- _Task goal_:
From the entries provided below, copy each line that contains the word "Seniors".
=== Provided data ===
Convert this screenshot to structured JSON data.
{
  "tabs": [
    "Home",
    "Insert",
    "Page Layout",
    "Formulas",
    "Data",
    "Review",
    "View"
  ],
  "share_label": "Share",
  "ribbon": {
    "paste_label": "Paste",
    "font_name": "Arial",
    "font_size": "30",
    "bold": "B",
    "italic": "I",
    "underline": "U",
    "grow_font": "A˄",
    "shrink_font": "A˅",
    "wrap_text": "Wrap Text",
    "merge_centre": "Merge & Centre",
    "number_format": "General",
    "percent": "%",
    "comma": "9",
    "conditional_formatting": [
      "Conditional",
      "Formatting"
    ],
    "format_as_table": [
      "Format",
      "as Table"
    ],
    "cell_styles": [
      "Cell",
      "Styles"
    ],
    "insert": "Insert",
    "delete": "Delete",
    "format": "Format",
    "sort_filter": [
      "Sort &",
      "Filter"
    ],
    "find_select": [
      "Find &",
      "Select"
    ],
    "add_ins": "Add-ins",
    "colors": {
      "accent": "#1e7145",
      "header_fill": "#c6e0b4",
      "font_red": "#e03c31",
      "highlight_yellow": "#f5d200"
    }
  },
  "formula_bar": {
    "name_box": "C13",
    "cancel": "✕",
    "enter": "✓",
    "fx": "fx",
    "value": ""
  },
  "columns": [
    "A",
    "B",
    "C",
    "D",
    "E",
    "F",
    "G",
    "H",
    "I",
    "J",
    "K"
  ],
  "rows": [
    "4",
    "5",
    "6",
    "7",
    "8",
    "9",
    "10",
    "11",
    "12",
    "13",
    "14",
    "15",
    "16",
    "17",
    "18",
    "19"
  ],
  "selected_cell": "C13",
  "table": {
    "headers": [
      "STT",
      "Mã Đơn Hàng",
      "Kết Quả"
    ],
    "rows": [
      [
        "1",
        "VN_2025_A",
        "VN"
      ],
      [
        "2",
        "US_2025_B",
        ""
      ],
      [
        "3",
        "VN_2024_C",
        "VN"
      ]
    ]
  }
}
===
=== Provided data ===
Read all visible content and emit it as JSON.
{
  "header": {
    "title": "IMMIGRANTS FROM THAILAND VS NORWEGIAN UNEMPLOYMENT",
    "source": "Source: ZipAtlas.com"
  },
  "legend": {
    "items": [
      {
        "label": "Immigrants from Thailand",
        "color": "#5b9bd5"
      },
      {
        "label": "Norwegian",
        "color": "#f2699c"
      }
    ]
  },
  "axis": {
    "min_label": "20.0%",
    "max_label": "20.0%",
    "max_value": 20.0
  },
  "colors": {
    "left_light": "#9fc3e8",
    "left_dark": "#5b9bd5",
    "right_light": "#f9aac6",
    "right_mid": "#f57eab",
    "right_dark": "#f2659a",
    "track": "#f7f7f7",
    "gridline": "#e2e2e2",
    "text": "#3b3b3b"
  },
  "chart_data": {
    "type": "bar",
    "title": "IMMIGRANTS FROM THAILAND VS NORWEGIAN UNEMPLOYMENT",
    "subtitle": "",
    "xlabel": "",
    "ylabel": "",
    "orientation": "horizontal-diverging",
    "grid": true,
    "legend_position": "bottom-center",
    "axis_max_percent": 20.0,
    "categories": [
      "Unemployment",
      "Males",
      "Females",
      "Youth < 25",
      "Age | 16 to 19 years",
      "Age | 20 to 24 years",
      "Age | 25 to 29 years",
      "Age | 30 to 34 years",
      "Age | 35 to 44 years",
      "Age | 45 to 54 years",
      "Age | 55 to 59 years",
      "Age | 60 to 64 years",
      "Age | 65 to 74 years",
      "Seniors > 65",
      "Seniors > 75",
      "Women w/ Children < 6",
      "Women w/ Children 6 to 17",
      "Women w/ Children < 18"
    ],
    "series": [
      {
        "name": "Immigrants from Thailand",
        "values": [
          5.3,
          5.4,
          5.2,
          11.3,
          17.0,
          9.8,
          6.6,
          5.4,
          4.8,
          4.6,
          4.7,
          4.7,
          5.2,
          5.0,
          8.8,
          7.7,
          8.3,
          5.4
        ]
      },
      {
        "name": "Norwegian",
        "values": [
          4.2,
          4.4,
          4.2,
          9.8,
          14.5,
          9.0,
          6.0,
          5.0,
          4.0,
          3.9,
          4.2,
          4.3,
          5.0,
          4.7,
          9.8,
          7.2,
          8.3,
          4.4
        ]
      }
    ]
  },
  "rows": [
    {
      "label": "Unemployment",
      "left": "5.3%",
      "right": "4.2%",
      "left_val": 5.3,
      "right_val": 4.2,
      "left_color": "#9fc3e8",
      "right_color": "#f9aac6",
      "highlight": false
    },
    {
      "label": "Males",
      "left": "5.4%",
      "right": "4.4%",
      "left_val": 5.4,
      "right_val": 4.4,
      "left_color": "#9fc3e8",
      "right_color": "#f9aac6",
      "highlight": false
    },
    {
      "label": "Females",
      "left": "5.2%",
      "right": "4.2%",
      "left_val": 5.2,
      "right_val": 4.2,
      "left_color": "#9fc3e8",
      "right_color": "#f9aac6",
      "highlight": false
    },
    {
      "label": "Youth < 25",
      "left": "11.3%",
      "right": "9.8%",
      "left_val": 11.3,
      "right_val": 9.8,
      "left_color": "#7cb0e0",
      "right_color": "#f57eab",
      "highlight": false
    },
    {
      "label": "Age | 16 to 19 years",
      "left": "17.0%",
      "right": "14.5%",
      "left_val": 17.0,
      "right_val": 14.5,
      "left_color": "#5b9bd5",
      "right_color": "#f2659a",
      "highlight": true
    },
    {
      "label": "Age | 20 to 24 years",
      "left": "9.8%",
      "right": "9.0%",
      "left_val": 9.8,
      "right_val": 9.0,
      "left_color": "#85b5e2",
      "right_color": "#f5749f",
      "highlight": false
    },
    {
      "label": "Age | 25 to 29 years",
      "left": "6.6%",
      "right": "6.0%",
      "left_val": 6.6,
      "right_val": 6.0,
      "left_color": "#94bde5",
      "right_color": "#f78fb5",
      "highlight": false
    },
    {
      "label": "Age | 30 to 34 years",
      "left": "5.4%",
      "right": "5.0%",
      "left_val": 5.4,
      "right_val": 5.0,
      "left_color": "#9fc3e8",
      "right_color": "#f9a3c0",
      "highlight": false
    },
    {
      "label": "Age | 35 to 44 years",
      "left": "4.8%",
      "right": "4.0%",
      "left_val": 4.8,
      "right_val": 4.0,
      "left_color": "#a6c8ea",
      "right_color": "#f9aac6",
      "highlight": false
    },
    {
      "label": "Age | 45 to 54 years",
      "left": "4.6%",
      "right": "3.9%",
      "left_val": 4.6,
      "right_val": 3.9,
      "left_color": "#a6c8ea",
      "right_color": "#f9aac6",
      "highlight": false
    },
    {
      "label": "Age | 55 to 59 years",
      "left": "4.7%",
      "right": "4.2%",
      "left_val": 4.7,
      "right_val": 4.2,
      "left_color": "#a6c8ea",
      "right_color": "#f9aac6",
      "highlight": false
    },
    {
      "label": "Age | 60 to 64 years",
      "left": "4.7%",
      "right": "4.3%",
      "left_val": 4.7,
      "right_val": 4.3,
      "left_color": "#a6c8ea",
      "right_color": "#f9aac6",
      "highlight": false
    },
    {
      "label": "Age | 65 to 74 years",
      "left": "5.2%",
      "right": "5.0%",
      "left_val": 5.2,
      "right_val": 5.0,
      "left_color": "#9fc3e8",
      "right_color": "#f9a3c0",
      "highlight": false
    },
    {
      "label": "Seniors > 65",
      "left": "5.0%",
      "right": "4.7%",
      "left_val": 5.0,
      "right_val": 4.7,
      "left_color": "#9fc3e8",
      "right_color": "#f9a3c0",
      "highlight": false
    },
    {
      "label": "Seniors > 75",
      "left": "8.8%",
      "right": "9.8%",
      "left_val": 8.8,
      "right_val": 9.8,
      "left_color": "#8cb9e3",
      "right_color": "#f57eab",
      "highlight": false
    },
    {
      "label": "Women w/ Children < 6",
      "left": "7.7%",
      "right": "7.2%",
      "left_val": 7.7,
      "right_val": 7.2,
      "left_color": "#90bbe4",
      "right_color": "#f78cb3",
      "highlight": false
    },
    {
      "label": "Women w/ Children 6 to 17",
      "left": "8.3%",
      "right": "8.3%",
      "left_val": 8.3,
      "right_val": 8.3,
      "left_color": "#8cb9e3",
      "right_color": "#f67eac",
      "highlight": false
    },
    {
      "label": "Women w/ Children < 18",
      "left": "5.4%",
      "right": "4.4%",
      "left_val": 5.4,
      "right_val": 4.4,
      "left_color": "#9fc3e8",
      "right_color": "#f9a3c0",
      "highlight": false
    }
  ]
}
===
- _Full answer_:
      "Seniors > 65",
      "Seniors > 75",
      "label": "Seniors > 65",
      "label": "Seniors > 75",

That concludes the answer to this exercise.